- Short exercise
In the records below, find each line containing the word "انظر" and copy it.

-------- Data for this exercise

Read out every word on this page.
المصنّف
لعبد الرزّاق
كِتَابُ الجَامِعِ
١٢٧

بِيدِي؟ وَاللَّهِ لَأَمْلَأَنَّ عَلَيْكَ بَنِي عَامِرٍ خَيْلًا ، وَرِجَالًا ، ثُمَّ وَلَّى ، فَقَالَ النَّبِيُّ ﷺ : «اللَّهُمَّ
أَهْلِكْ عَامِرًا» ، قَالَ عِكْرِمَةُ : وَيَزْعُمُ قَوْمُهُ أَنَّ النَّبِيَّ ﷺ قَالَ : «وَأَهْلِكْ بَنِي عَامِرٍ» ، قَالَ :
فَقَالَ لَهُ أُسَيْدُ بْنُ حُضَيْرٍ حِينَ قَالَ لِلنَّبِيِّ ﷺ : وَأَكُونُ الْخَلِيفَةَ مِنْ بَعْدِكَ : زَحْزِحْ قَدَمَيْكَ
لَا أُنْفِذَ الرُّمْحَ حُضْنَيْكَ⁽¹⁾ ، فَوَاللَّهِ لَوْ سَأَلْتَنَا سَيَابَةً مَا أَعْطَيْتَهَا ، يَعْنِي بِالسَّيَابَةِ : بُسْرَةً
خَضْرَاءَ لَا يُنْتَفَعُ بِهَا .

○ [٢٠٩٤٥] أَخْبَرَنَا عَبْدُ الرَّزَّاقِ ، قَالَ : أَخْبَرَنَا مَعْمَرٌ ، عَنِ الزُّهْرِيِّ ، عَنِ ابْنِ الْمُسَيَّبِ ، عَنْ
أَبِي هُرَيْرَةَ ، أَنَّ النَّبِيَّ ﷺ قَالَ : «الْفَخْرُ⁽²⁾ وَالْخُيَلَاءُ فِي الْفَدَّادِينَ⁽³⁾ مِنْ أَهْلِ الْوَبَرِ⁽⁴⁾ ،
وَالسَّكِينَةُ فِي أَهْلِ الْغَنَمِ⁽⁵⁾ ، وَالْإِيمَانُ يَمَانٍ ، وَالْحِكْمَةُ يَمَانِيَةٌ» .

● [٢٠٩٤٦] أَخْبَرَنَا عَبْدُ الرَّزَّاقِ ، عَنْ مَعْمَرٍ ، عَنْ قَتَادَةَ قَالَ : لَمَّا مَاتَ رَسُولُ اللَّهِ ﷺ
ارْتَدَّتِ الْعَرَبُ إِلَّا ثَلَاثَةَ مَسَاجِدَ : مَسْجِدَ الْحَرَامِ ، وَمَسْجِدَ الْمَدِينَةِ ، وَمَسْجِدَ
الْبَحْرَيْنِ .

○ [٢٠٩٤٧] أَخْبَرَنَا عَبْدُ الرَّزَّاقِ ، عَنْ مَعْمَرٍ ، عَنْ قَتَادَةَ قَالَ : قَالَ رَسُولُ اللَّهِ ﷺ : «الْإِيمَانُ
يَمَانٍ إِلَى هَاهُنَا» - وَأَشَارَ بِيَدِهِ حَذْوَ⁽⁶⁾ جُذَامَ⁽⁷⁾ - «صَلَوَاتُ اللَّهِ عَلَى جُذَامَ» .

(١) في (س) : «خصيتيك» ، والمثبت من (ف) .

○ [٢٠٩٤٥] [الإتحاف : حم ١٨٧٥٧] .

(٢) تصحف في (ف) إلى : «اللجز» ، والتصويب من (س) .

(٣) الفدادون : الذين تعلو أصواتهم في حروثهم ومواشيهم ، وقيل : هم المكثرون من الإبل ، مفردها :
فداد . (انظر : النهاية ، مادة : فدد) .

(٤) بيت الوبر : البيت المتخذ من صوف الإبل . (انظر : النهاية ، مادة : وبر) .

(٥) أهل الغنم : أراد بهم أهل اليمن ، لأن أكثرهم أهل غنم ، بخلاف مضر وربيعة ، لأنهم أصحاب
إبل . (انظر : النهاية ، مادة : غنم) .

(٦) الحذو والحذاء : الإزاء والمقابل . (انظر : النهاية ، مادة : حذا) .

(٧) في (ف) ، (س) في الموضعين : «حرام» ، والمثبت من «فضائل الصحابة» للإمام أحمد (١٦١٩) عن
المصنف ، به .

----------------

- Task answer
فداد . (انظر : النهاية ، مادة : فدد) .
(٤) بيت الوبر : البيت المتخذ من صوف الإبل . (انظر : النهاية ، مادة : وبر) .
إبل . (انظر : النهاية ، مادة : غنم) .
(٦) الحذو والحذاء : الإزاء والمقابل . (انظر : النهاية ، مادة : حذا) .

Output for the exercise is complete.